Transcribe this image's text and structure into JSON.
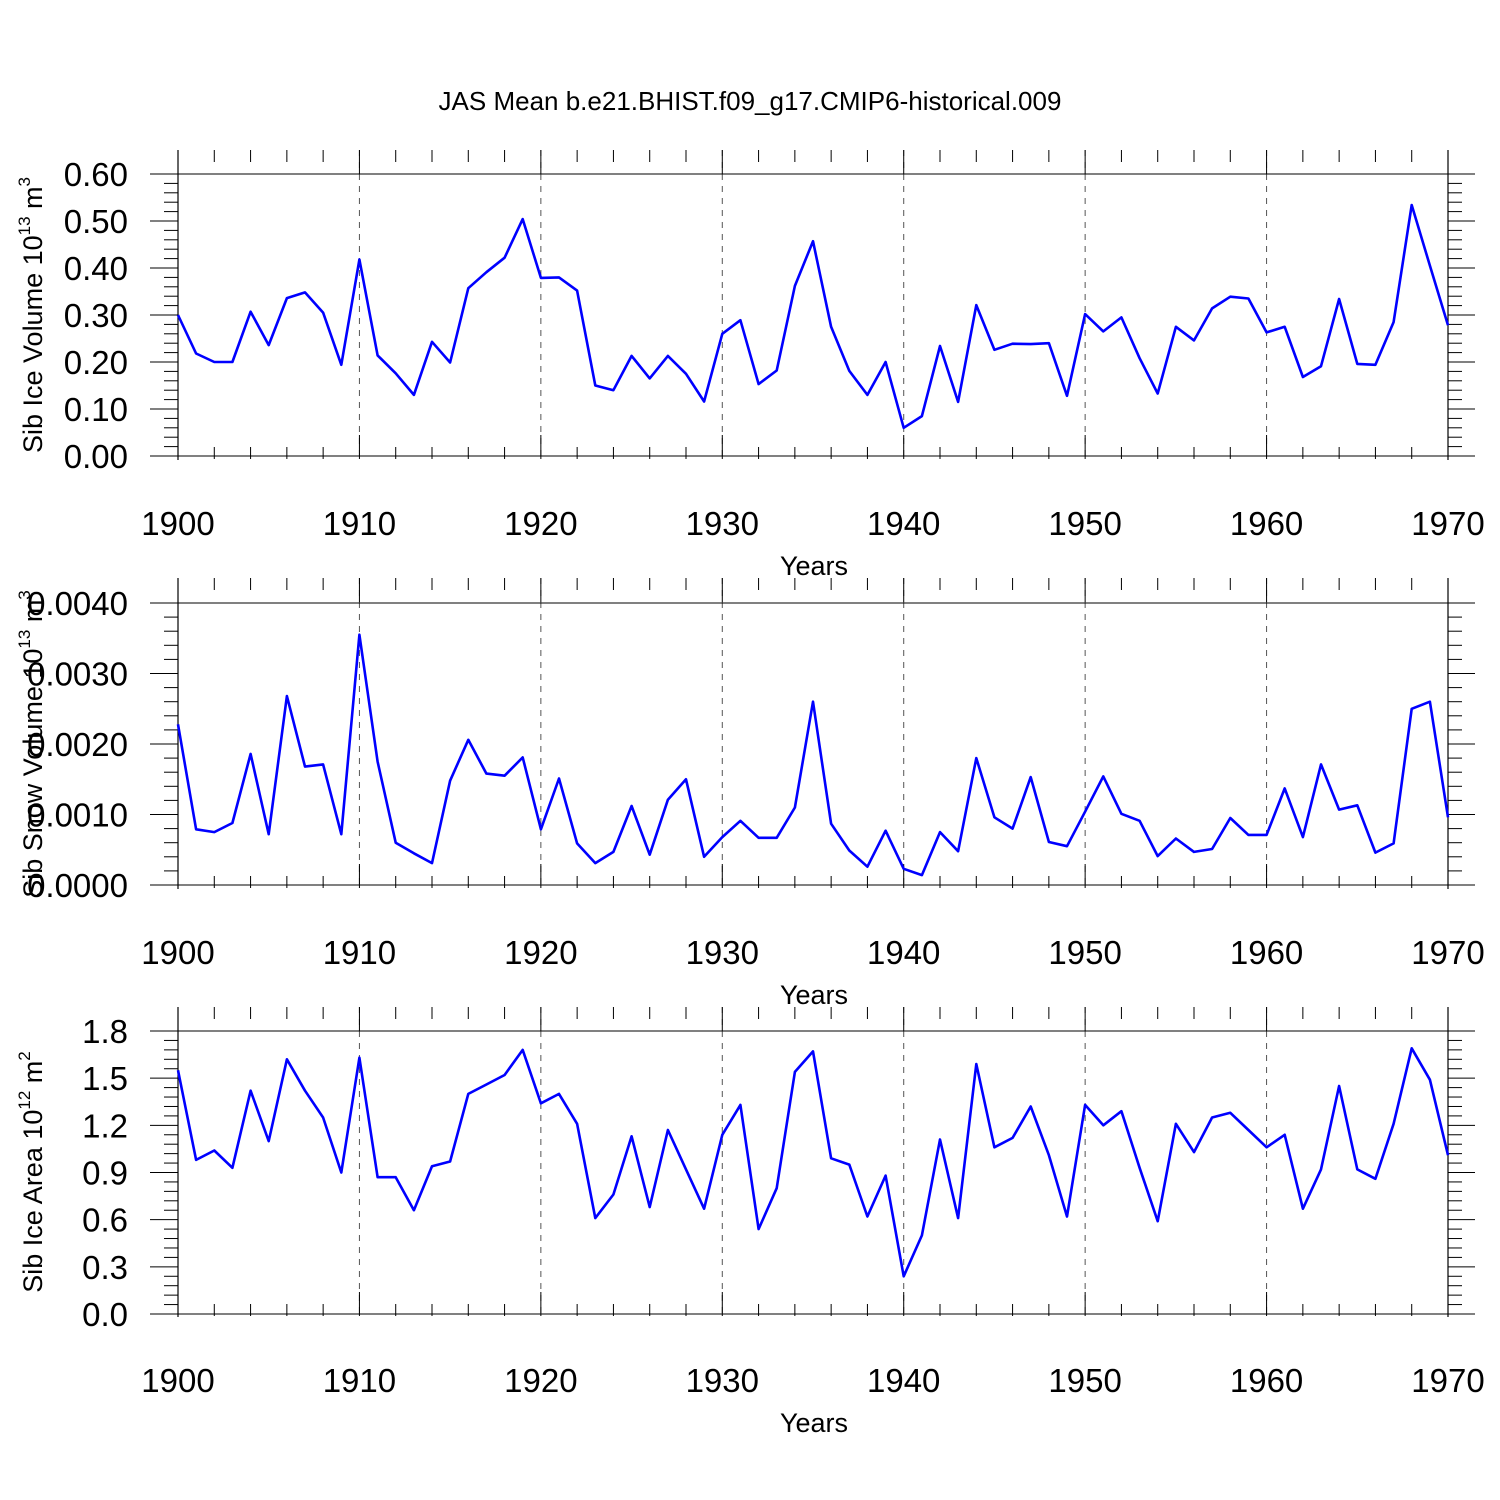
{
  "chart_data": {
    "title": "JAS Mean b.e21.BHIST.f09_g17.CMIP6-historical.009",
    "panels": [
      {
        "type": "line",
        "ylabel": "Sib Ice Volume 10",
        "ylabel_exp": "13",
        "ylabel_unit": " m",
        "ylabel_unit_exp": "3",
        "xlabel": "Years",
        "xlim": [
          1900,
          1970
        ],
        "ylim": [
          0,
          0.6
        ],
        "yticks": [
          "0.00",
          "0.10",
          "0.20",
          "0.30",
          "0.40",
          "0.50",
          "0.60"
        ],
        "ytick_values": [
          0,
          0.1,
          0.2,
          0.3,
          0.4,
          0.5,
          0.6
        ],
        "series": [
          {
            "name": "Sib Ice Volume",
            "color": "#0000ff",
            "values": [
              0.3,
              0.218,
              0.2,
              0.2,
              0.307,
              0.236,
              0.336,
              0.348,
              0.305,
              0.194,
              0.418,
              0.214,
              0.176,
              0.13,
              0.243,
              0.199,
              0.357,
              0.391,
              0.422,
              0.504,
              0.379,
              0.38,
              0.352,
              0.15,
              0.14,
              0.213,
              0.165,
              0.213,
              0.175,
              0.116,
              0.26,
              0.289,
              0.153,
              0.182,
              0.362,
              0.457,
              0.275,
              0.181,
              0.13,
              0.2,
              0.06,
              0.085,
              0.234,
              0.115,
              0.321,
              0.226,
              0.239,
              0.238,
              0.24,
              0.128,
              0.302,
              0.265,
              0.295,
              0.208,
              0.133,
              0.275,
              0.246,
              0.314,
              0.339,
              0.335,
              0.263,
              0.275,
              0.168,
              0.191,
              0.334,
              0.196,
              0.194,
              0.285,
              0.534,
              0.405,
              0.278
            ]
          }
        ]
      },
      {
        "type": "line",
        "ylabel": "Sib Snow Volume 10",
        "ylabel_exp": "13",
        "ylabel_unit": " m",
        "ylabel_unit_exp": "3",
        "xlabel": "Years",
        "xlim": [
          1900,
          1970
        ],
        "ylim": [
          0,
          0.004
        ],
        "yticks": [
          "0.0000",
          "0.0010",
          "0.0020",
          "0.0030",
          "0.0040"
        ],
        "ytick_values": [
          0,
          0.001,
          0.002,
          0.003,
          0.004
        ],
        "series": [
          {
            "name": "Sib Snow Volume",
            "color": "#0000ff",
            "values": [
              0.00228,
              0.00079,
              0.00075,
              0.00088,
              0.00186,
              0.00072,
              0.00268,
              0.00168,
              0.00171,
              0.00072,
              0.00355,
              0.00175,
              0.0006,
              0.00045,
              0.00031,
              0.00148,
              0.00206,
              0.00158,
              0.00155,
              0.00181,
              0.00079,
              0.00151,
              0.00059,
              0.00031,
              0.00047,
              0.00112,
              0.00043,
              0.00121,
              0.0015,
              0.0004,
              0.00068,
              0.00091,
              0.00067,
              0.00067,
              0.0011,
              0.0026,
              0.00087,
              0.00049,
              0.00026,
              0.00077,
              0.00023,
              0.00014,
              0.00075,
              0.00048,
              0.0018,
              0.00096,
              0.0008,
              0.00153,
              0.00061,
              0.00055,
              0.00104,
              0.00154,
              0.00101,
              0.00091,
              0.00041,
              0.00066,
              0.00047,
              0.00051,
              0.00095,
              0.00071,
              0.00071,
              0.00137,
              0.00068,
              0.00171,
              0.00107,
              0.00113,
              0.00046,
              0.00059,
              0.0025,
              0.0026,
              0.00096
            ]
          }
        ]
      },
      {
        "type": "line",
        "ylabel": "Sib Ice Area 10",
        "ylabel_exp": "12",
        "ylabel_unit": " m",
        "ylabel_unit_exp": "2",
        "xlabel": "Years",
        "xlim": [
          1900,
          1970
        ],
        "ylim": [
          0,
          1.8
        ],
        "yticks": [
          "0.0",
          "0.3",
          "0.6",
          "0.9",
          "1.2",
          "1.5",
          "1.8"
        ],
        "ytick_values": [
          0,
          0.3,
          0.6,
          0.9,
          1.2,
          1.5,
          1.8
        ],
        "series": [
          {
            "name": "Sib Ice Area",
            "color": "#0000ff",
            "values": [
              1.55,
              0.98,
              1.04,
              0.93,
              1.42,
              1.1,
              1.62,
              1.42,
              1.25,
              0.9,
              1.63,
              0.87,
              0.87,
              0.66,
              0.94,
              0.97,
              1.4,
              1.46,
              1.52,
              1.68,
              1.34,
              1.4,
              1.21,
              0.61,
              0.76,
              1.13,
              0.68,
              1.17,
              0.92,
              0.67,
              1.14,
              1.33,
              0.54,
              0.8,
              1.54,
              1.67,
              0.99,
              0.95,
              0.62,
              0.88,
              0.24,
              0.5,
              1.11,
              0.61,
              1.59,
              1.06,
              1.12,
              1.32,
              1.01,
              0.62,
              1.33,
              1.2,
              1.29,
              0.93,
              0.59,
              1.21,
              1.03,
              1.25,
              1.28,
              1.17,
              1.06,
              1.14,
              0.67,
              0.92,
              1.45,
              0.92,
              0.86,
              1.21,
              1.69,
              1.49,
              1.01
            ]
          }
        ]
      }
    ],
    "xticks": [
      "1900",
      "1910",
      "1920",
      "1930",
      "1940",
      "1950",
      "1960",
      "1970"
    ],
    "xtick_values": [
      1900,
      1910,
      1920,
      1930,
      1940,
      1950,
      1960,
      1970
    ],
    "grid": "dashed vertical lines at x tick positions"
  }
}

§ Objective
Tally the lines holding the string "Volume" and give only the count.

§ Finished task
4